→ **Task details**: Give the count of lines that include the string "피고인은". Add nothing to it.

[Stored dataset items]
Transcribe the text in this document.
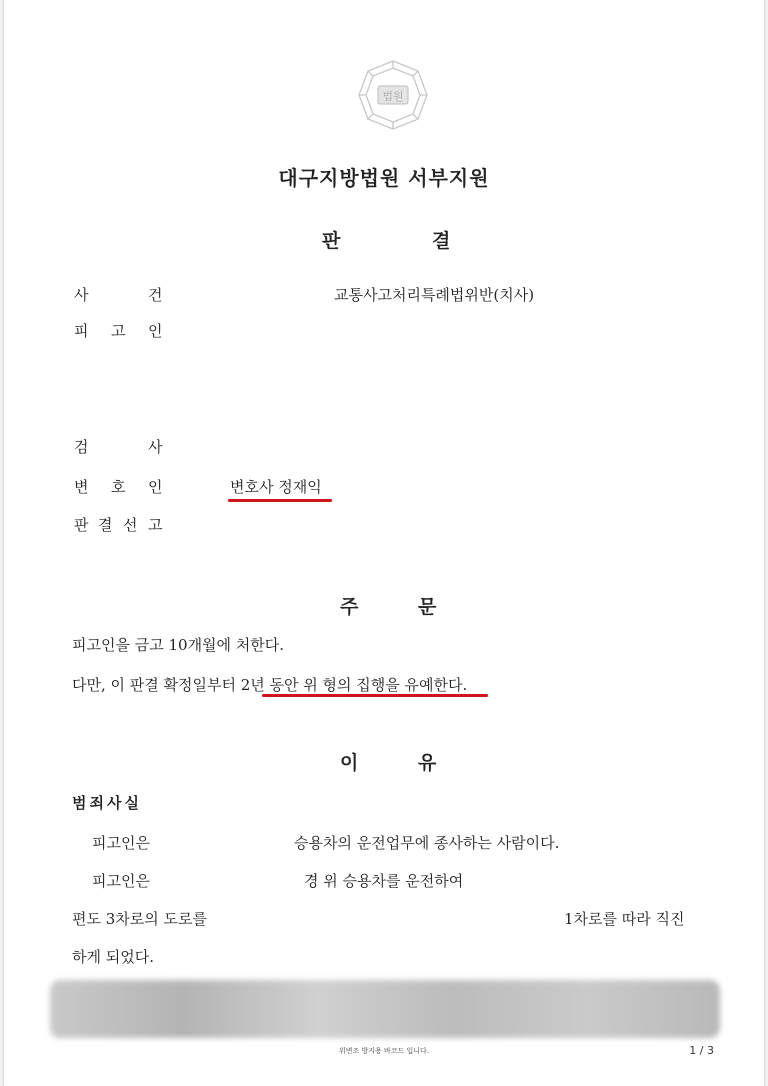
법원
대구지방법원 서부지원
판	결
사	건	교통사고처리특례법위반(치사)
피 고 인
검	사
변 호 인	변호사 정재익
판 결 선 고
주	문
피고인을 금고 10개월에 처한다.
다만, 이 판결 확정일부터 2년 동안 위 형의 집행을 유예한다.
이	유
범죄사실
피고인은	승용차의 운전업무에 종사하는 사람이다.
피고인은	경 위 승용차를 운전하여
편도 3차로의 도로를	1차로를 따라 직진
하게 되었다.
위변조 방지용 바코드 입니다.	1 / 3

* * *

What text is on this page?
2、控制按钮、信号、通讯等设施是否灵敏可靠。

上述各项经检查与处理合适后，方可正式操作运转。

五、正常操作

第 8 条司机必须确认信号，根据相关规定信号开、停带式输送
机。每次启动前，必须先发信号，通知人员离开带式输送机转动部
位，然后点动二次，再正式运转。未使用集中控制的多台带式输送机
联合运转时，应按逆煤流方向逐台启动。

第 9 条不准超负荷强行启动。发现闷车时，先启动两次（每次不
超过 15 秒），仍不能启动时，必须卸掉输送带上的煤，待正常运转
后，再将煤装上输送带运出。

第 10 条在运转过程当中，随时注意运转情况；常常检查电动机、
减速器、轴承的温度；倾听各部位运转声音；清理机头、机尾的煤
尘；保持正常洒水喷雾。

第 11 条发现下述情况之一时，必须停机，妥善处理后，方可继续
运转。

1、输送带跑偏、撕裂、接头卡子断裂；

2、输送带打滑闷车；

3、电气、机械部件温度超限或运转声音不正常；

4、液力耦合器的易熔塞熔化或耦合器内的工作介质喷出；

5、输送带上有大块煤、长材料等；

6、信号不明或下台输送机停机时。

* * *

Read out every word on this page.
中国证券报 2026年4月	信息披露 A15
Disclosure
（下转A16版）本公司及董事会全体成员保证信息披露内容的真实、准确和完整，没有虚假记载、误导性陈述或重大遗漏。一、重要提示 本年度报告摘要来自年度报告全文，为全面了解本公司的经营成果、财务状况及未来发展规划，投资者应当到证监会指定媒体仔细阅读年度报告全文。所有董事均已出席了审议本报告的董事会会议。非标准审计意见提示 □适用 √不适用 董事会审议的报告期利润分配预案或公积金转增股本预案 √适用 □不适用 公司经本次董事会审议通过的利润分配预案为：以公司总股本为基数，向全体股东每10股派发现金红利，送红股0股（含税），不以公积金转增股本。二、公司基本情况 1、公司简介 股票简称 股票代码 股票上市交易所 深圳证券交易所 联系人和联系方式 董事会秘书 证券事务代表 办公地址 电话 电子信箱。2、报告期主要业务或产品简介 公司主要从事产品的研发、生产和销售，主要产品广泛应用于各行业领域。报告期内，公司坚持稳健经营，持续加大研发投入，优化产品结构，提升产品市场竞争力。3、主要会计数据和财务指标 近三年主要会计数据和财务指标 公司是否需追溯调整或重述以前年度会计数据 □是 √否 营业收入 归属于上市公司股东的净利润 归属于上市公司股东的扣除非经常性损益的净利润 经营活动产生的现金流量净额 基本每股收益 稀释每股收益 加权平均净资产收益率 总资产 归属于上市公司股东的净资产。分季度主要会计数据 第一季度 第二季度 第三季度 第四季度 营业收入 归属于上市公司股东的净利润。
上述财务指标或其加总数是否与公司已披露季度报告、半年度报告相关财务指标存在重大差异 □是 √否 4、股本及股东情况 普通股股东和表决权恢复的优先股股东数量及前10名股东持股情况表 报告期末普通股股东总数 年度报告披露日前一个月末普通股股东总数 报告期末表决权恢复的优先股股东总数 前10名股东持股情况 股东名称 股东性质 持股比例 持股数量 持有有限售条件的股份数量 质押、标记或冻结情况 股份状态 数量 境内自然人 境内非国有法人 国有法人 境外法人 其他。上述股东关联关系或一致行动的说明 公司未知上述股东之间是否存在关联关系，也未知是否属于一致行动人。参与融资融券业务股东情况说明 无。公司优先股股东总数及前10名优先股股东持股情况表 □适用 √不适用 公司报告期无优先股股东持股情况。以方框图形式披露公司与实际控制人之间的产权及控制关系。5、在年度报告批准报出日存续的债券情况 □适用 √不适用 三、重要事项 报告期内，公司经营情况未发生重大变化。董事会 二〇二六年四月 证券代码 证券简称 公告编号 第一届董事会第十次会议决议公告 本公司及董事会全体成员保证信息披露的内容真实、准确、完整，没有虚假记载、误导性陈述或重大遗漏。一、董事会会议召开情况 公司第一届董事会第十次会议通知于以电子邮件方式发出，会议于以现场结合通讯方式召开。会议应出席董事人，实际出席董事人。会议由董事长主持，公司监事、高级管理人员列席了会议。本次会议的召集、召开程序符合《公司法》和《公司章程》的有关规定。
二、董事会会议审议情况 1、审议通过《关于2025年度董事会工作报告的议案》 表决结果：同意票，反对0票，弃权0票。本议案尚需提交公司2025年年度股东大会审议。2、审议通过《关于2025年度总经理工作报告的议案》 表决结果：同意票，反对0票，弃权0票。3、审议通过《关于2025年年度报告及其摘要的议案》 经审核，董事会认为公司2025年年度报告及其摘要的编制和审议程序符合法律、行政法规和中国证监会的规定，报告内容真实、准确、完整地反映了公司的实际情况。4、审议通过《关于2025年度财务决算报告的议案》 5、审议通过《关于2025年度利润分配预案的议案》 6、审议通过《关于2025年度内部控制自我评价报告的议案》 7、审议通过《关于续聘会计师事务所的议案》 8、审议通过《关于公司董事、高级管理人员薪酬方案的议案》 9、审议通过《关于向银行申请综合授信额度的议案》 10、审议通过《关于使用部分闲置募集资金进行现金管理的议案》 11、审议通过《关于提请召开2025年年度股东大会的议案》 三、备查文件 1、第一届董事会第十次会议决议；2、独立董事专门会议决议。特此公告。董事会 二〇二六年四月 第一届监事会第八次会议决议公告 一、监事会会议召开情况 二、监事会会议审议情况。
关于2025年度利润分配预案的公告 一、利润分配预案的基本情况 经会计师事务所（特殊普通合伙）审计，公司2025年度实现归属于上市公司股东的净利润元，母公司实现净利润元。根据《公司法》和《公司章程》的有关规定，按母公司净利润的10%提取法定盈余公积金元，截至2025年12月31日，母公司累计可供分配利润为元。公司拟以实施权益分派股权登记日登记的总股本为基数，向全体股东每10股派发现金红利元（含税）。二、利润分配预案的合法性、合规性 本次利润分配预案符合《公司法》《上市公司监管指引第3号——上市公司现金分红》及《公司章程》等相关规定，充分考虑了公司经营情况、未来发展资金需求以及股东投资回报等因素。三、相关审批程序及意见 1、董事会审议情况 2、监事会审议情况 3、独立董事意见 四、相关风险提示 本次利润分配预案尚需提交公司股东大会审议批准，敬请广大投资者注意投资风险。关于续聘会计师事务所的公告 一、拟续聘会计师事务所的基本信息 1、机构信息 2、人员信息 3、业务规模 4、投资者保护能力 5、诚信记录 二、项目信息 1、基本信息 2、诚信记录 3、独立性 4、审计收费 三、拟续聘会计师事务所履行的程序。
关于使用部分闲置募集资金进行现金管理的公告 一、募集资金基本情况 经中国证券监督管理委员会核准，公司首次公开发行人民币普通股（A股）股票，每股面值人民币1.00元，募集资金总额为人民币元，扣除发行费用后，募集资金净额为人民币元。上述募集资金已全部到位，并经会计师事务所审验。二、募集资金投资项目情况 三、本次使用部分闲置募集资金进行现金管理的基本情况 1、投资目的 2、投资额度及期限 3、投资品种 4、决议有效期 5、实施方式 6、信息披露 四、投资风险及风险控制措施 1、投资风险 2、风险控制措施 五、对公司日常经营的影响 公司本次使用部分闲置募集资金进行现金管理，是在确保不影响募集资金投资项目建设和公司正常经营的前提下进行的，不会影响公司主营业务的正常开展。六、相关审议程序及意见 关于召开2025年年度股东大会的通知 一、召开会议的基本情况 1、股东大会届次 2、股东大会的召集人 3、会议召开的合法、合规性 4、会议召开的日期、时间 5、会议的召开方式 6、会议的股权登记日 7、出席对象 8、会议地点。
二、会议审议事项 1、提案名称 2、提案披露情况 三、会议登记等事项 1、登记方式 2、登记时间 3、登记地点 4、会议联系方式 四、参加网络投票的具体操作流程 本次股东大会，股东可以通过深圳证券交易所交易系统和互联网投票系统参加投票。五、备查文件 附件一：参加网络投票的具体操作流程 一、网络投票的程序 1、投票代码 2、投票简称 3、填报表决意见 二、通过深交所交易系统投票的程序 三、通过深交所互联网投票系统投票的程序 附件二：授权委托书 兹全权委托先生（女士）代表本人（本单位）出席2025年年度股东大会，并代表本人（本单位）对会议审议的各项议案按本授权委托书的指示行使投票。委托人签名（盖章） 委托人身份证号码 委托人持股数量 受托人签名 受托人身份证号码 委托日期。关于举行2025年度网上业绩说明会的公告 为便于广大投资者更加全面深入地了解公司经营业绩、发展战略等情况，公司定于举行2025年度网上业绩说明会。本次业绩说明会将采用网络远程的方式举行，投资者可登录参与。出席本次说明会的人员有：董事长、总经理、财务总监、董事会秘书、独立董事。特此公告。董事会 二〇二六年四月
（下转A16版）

→ **The reply**: 2